Records follow. Select each line holding "대학교원".

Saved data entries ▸
--------------------

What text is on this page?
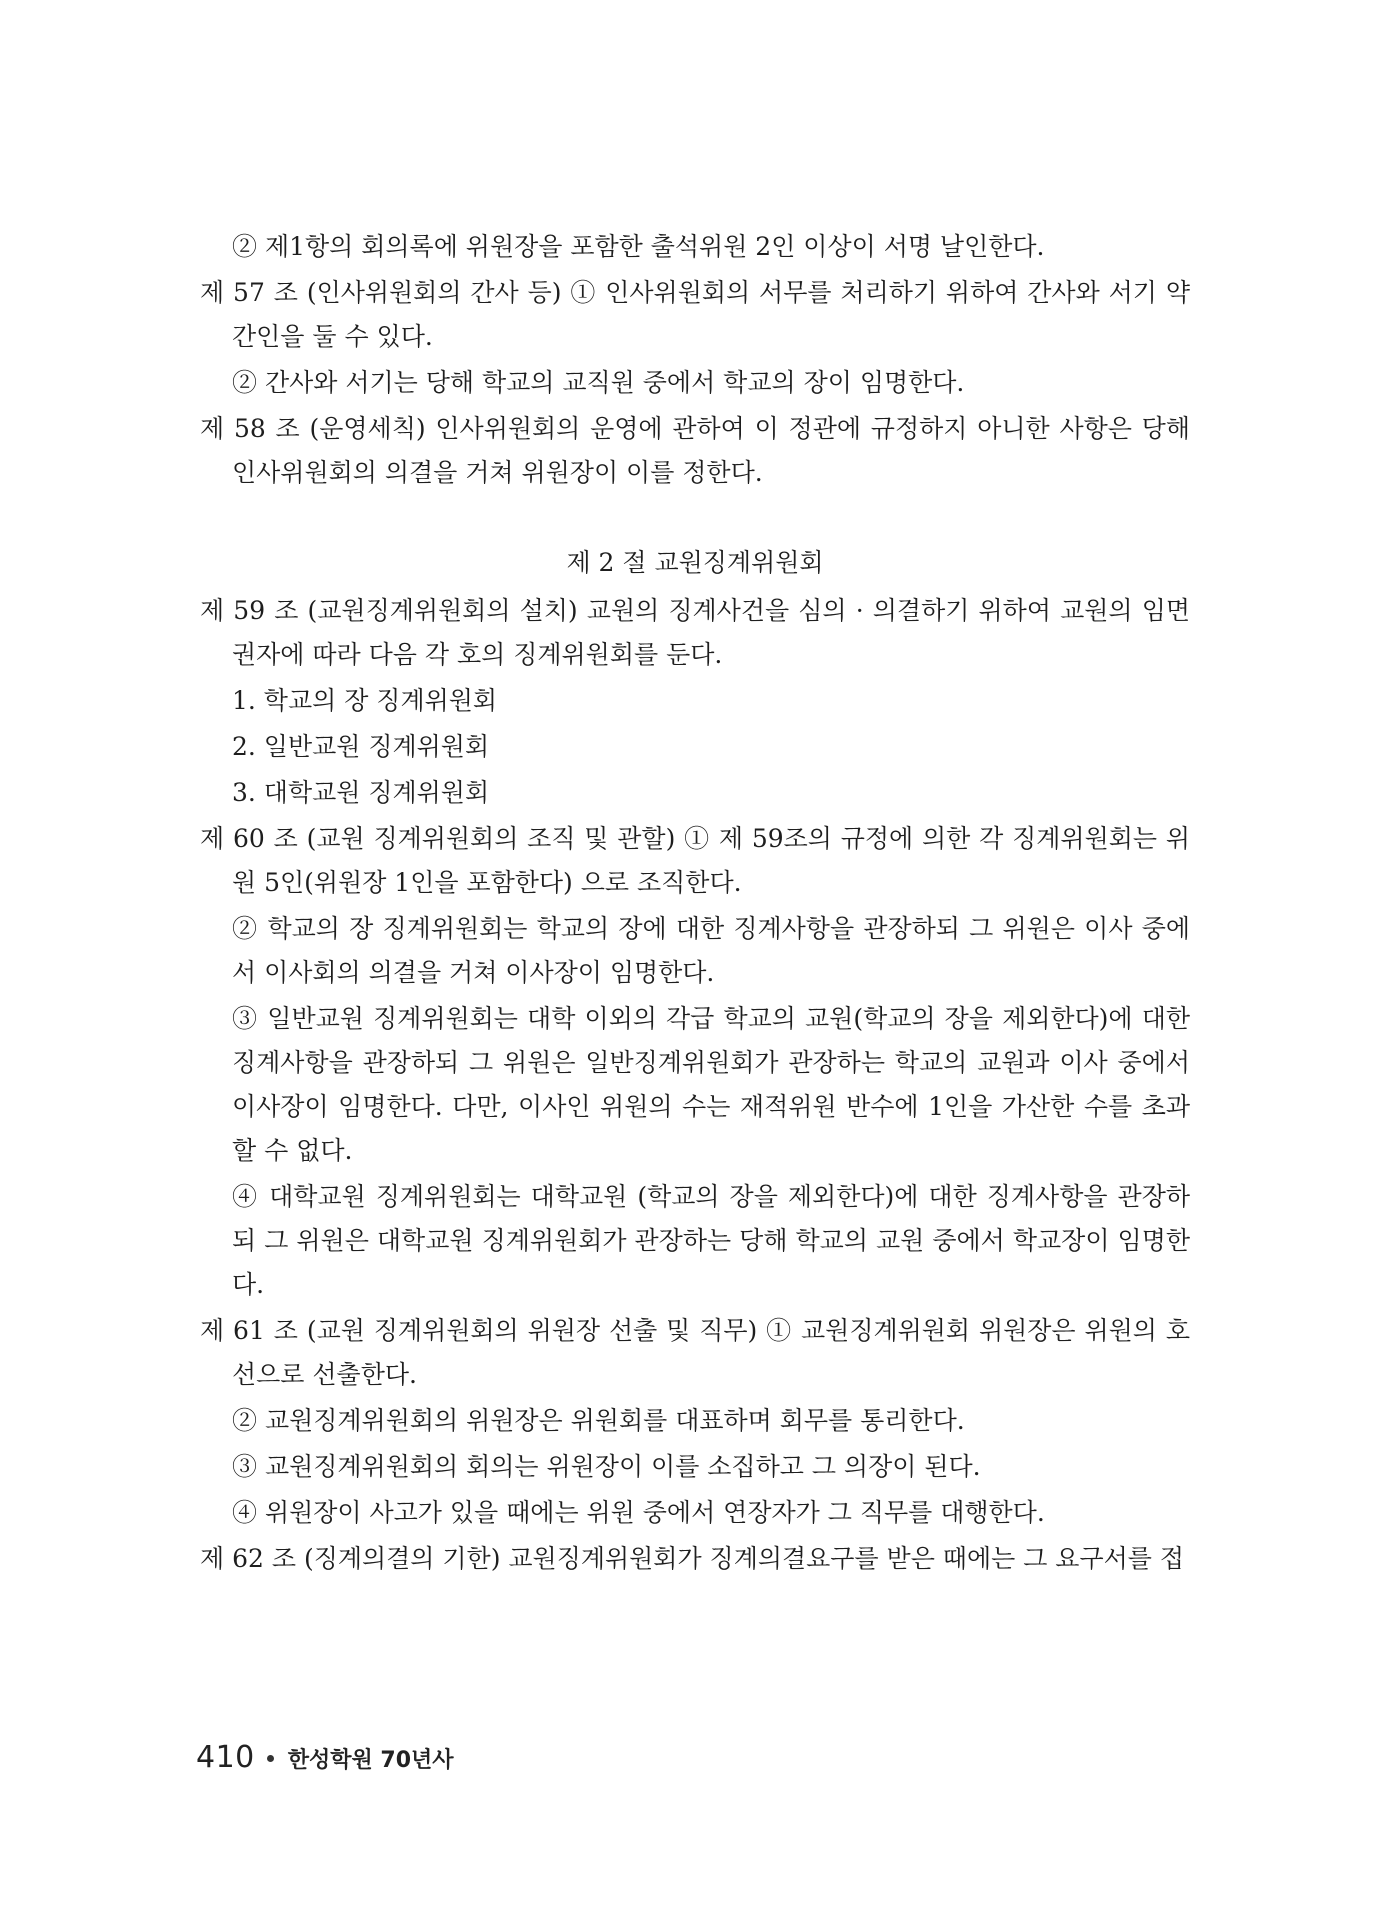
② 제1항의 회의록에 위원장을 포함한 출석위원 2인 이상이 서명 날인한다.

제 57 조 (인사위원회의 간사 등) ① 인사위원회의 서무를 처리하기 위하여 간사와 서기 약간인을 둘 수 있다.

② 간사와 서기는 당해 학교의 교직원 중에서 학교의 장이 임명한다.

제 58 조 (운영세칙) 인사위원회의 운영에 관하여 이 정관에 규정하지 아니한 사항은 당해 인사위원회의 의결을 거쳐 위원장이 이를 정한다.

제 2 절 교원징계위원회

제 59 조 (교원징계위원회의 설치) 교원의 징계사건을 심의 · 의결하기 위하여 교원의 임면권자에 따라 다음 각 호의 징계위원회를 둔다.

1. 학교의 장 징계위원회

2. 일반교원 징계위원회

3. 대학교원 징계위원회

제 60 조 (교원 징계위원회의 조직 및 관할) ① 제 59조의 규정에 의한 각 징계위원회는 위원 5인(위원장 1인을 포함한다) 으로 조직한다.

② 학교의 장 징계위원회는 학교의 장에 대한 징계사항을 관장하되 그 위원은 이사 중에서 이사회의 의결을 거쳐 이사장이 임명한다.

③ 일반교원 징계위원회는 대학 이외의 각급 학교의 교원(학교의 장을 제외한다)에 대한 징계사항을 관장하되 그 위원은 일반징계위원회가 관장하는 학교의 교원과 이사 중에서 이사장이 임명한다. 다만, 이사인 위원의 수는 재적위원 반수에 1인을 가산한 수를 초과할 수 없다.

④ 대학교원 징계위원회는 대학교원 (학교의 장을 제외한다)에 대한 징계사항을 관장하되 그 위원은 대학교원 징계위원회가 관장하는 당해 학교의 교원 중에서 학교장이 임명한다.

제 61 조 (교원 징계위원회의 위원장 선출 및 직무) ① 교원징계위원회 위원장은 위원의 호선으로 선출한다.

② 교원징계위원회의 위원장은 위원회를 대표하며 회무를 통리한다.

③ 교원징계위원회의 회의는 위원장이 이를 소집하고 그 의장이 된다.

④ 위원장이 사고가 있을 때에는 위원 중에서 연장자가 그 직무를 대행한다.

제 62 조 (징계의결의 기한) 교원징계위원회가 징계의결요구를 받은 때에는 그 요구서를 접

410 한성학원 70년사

--------------------

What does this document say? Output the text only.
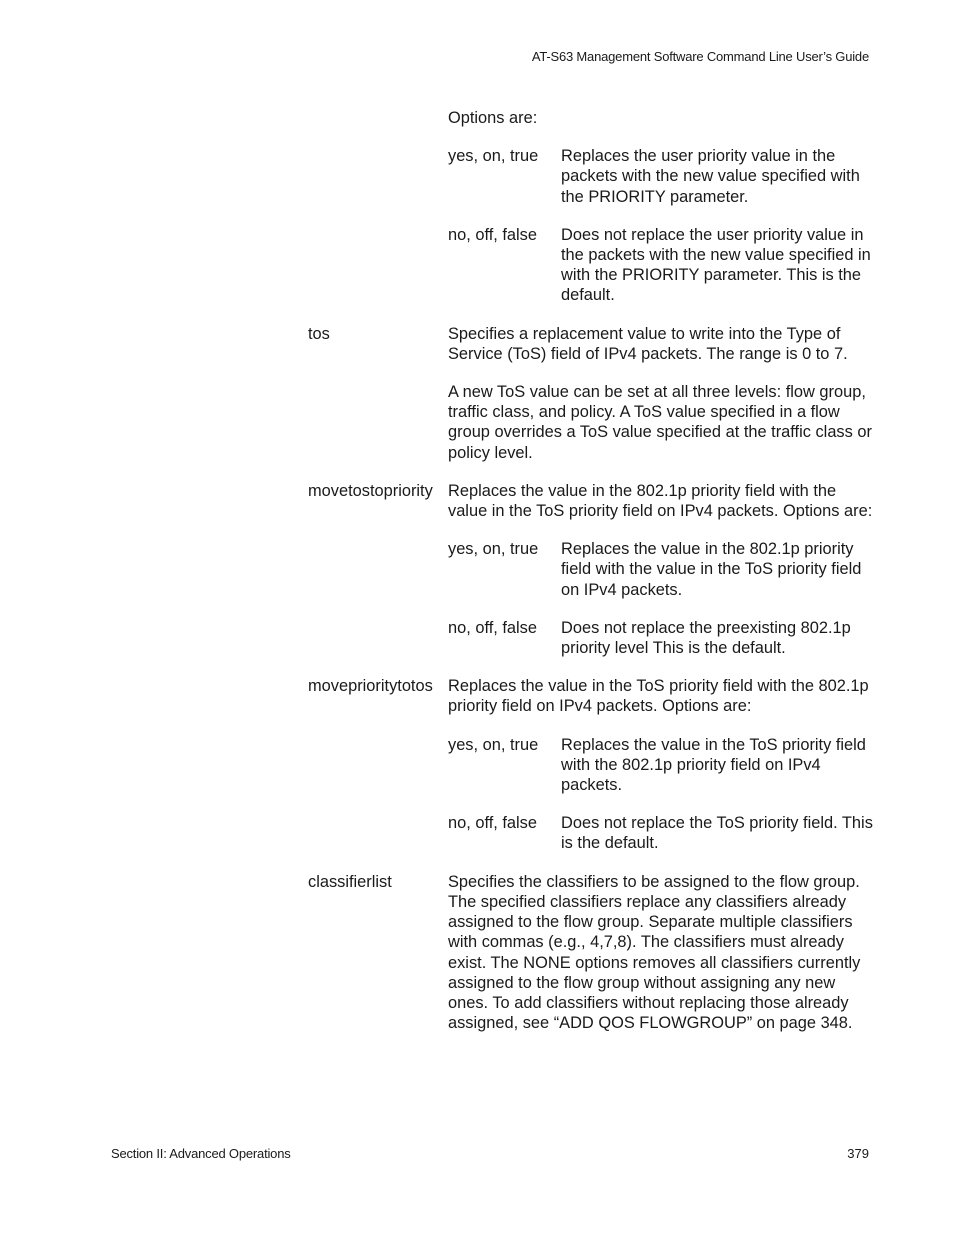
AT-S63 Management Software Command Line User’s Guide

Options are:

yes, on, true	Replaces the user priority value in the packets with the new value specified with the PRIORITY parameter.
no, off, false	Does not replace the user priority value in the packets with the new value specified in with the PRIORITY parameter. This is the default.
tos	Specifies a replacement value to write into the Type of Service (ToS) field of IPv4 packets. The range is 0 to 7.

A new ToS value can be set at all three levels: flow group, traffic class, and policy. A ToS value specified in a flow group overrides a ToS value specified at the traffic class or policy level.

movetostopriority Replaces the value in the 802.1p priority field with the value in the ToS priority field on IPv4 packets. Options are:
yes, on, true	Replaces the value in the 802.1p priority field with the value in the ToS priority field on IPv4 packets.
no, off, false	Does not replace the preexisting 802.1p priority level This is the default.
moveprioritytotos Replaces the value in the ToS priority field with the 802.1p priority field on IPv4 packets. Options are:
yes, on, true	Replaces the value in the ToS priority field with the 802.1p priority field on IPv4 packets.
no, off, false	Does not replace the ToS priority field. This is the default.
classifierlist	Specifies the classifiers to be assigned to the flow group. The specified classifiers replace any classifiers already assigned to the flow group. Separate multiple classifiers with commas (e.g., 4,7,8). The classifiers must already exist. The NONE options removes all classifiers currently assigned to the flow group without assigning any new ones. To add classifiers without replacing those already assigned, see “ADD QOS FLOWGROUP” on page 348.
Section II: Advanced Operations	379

--------------------

Finished exercise ▸
3. 대학교원 징계위원회
④ 대학교원 징계위원회는 대학교원 (학교의 장을 제외한다)에 대한 징계사항을 관장하되 그 위원은 대학교원 징계위원회가 관장하는 당해 학교의 교원 중에서 학교장이 임명한다.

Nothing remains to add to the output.